■ **Text for analysis**
One-To-Many Relationships (Advanced Joins)

The ability to optionally hydrate an entity when you need to do a one-to-many relationship in code is very powerful and ensure that you only fetch the data you need when you need it. This is important when accessing data from the web server to the SQL server as well as from the client browser to the web server.

public IEnumerable<Employee> GetEmployeesWithWorkItems()
{
    using (IDataContext db = DataContext.Instance())
    {
        var employeeRepo = db.GetRepository<Employee>();
        var workItemRepo = db.GetRepository<WorkItem>();

        var employees = employeeRepo.Get();
        var workItems = workItemRepo.Find("WHERE EmployeeId in (@0)", string.Join(",",employees.Select(x => x.ID).ToArray()));

        employees = employees.Select(x =>
        {
            x.WorkItems = workItems.Where(w => w.EmployeeId == x.ID).ToList();
            return x;
        });

        return employees;
    }
}

[PrimaryKey("ID")]
[TableName("InspectorIT_Employee_View")]
public class Employee
{
    public Employee()

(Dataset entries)

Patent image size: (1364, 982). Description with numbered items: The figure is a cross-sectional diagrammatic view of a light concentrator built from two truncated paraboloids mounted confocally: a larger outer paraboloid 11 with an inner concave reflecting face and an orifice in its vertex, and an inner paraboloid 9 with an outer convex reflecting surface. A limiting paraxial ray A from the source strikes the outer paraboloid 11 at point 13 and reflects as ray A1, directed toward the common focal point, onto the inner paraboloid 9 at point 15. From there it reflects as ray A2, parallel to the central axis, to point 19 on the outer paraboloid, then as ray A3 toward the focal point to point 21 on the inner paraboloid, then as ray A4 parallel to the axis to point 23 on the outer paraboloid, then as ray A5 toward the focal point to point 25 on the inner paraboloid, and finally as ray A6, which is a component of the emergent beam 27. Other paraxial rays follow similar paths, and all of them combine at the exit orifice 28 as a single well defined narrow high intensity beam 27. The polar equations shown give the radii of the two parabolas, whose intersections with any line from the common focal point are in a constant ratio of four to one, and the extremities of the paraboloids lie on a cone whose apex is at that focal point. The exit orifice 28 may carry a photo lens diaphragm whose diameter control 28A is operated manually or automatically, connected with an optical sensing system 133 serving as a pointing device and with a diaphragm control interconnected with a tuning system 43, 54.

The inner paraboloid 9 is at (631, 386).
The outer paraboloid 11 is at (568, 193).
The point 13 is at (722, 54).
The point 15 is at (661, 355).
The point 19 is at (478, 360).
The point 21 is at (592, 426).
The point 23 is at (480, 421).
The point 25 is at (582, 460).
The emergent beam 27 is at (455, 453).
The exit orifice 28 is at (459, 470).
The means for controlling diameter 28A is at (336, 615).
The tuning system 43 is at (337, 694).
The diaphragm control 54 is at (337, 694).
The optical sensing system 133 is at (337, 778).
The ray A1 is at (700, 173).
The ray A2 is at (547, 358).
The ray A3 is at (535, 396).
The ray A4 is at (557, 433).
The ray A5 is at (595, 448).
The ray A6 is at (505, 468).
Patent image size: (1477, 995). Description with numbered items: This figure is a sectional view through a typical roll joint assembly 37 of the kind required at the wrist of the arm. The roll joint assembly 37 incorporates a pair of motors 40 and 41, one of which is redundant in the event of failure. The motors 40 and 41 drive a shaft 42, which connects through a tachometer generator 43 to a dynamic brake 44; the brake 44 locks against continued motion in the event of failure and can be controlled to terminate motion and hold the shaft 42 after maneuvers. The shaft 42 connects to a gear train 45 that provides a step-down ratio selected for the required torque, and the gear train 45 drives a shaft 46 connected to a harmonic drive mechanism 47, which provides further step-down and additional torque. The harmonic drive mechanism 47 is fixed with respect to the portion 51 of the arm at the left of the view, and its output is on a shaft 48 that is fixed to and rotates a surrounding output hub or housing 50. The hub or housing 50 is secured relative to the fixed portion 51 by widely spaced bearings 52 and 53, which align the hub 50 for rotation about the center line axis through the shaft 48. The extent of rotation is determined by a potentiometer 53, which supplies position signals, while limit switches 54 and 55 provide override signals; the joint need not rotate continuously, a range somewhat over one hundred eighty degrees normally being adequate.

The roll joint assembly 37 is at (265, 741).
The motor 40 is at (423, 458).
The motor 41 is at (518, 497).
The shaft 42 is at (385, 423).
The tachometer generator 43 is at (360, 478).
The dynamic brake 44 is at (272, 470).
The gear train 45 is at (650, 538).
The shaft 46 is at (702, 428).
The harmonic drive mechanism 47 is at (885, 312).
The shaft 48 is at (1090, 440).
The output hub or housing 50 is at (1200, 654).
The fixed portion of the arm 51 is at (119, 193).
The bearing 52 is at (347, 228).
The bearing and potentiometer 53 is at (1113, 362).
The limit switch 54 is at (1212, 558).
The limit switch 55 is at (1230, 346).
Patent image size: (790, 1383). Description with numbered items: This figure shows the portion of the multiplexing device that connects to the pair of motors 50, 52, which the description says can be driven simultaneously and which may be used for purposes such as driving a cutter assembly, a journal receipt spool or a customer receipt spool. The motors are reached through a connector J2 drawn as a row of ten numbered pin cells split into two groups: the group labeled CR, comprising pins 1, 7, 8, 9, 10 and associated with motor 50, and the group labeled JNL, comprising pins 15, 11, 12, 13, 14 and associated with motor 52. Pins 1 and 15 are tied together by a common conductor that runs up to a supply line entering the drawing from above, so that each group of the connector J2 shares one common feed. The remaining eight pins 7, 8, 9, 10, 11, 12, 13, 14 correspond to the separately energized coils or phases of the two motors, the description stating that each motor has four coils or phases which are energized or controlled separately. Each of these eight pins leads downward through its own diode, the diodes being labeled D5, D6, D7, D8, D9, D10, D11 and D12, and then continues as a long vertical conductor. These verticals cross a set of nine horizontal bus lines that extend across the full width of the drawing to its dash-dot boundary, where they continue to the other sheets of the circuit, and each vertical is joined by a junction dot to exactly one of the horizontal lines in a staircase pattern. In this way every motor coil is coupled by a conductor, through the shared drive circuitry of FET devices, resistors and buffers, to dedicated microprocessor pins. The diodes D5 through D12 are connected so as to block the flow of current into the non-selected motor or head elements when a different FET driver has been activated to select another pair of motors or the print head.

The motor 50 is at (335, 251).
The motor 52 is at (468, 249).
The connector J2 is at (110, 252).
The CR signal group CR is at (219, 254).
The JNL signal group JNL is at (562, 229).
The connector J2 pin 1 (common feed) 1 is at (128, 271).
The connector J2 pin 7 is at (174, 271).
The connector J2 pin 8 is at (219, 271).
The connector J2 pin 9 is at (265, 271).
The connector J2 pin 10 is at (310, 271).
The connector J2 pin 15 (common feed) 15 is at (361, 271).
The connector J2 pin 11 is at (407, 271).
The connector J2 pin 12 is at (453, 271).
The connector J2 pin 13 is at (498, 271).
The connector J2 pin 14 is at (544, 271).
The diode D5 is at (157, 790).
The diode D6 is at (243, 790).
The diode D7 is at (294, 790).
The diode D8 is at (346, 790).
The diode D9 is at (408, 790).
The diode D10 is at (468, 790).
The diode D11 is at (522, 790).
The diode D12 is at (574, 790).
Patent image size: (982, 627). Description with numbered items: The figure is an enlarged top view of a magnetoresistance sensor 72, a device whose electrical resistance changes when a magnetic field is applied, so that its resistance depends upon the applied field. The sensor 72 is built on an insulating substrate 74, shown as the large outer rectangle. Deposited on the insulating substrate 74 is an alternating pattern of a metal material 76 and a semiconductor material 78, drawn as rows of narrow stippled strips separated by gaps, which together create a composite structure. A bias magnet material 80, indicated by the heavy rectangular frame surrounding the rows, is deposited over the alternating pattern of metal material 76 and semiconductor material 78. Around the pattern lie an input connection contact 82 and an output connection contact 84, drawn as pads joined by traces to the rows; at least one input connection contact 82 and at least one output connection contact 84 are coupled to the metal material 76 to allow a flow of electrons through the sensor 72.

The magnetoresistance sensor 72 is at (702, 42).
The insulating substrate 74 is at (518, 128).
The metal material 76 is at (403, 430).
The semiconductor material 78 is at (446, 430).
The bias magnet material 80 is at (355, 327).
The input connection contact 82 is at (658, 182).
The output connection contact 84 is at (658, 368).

■ **Tasks to perform**
**A.** In the one-to-many relationships text, list every local variable that the GetEmployeesWithWorkItems method declares with the keyword var.
**B.** According to the one-to-many relationships text, why is it useful to optionally hydrate an entity in a one-to-many relationship?

■ **Expected results**
**A.** employeeRepo, workItemRepo, employees, workItems

**B.** Optionally hydrating an entity means you fetch only the data you need, at the time you need it. This matters when data moves from the web server to the SQL server and also when it moves from the client browser to the web server.